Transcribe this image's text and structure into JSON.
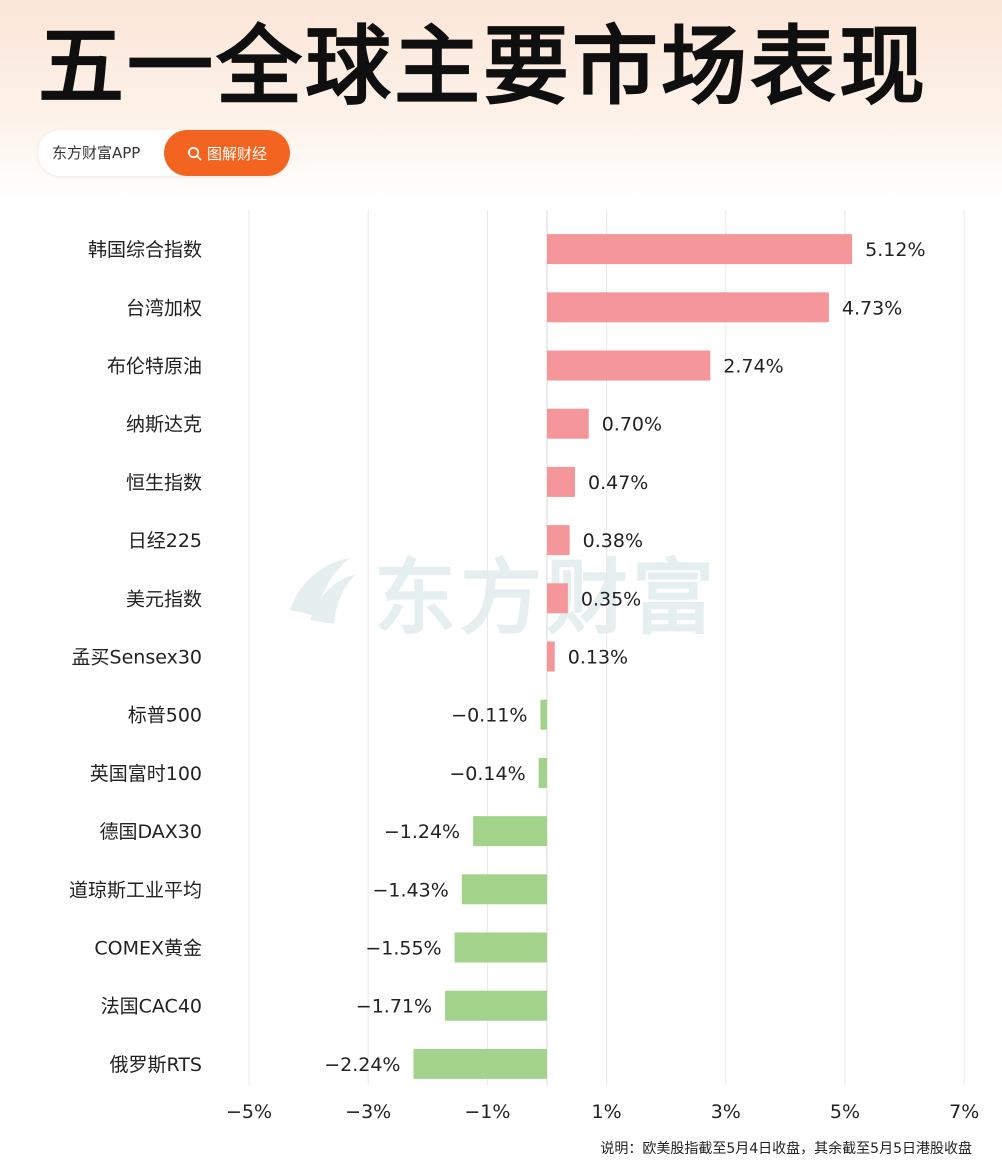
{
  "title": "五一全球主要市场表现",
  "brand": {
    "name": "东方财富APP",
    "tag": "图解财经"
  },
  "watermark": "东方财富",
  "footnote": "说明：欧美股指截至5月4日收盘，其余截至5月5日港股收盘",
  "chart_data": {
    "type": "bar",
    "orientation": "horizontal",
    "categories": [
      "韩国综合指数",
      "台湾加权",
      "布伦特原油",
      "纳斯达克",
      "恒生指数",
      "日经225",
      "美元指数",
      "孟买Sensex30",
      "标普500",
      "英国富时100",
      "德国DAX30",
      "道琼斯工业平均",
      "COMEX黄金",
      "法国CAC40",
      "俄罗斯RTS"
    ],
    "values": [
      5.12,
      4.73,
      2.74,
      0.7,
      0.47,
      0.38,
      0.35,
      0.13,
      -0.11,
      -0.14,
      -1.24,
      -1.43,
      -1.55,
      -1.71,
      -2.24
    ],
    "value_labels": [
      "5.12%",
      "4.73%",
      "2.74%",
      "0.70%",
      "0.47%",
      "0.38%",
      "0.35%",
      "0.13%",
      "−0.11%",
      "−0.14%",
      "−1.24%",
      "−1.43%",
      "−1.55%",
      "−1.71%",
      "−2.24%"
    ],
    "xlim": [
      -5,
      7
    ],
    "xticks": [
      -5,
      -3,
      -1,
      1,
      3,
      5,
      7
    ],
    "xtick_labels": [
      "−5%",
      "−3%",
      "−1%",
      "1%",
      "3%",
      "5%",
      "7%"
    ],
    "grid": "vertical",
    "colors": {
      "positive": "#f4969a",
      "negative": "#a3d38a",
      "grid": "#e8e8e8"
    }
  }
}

== YOUR INSTRUCTIONS ==
Write the material out again exactly as it appears, dropping the pictures.

== FULL SOLUTION ==
Transcribe this image's text and structure into JSON.
{
  "title": "五一全球主要市场表现",
  "brand": {
    "name": "东方财富APP",
    "tag": "图解财经"
  },
  "watermark": "东方财富",
  "footnote": "说明：欧美股指截至5月4日收盘，其余截至5月5日港股收盘",
  "chart_data": {
    "type": "bar",
    "orientation": "horizontal",
    "categories": [
      "韩国综合指数",
      "台湾加权",
      "布伦特原油",
      "纳斯达克",
      "恒生指数",
      "日经225",
      "美元指数",
      "孟买Sensex30",
      "标普500",
      "英国富时100",
      "德国DAX30",
      "道琼斯工业平均",
      "COMEX黄金",
      "法国CAC40",
      "俄罗斯RTS"
    ],
    "values": [
      5.12,
      4.73,
      2.74,
      0.7,
      0.47,
      0.38,
      0.35,
      0.13,
      -0.11,
      -0.14,
      -1.24,
      -1.43,
      -1.55,
      -1.71,
      -2.24
    ],
    "value_labels": [
      "5.12%",
      "4.73%",
      "2.74%",
      "0.70%",
      "0.47%",
      "0.38%",
      "0.35%",
      "0.13%",
      "−0.11%",
      "−0.14%",
      "−1.24%",
      "−1.43%",
      "−1.55%",
      "−1.71%",
      "−2.24%"
    ],
    "xlim": [
      -5,
      7
    ],
    "xticks": [
      -5,
      -3,
      -1,
      1,
      3,
      5,
      7
    ],
    "xtick_labels": [
      "−5%",
      "−3%",
      "−1%",
      "1%",
      "3%",
      "5%",
      "7%"
    ],
    "grid": "vertical",
    "colors": {
      "positive": "#f4969a",
      "negative": "#a3d38a",
      "grid": "#e8e8e8"
    }
  }
}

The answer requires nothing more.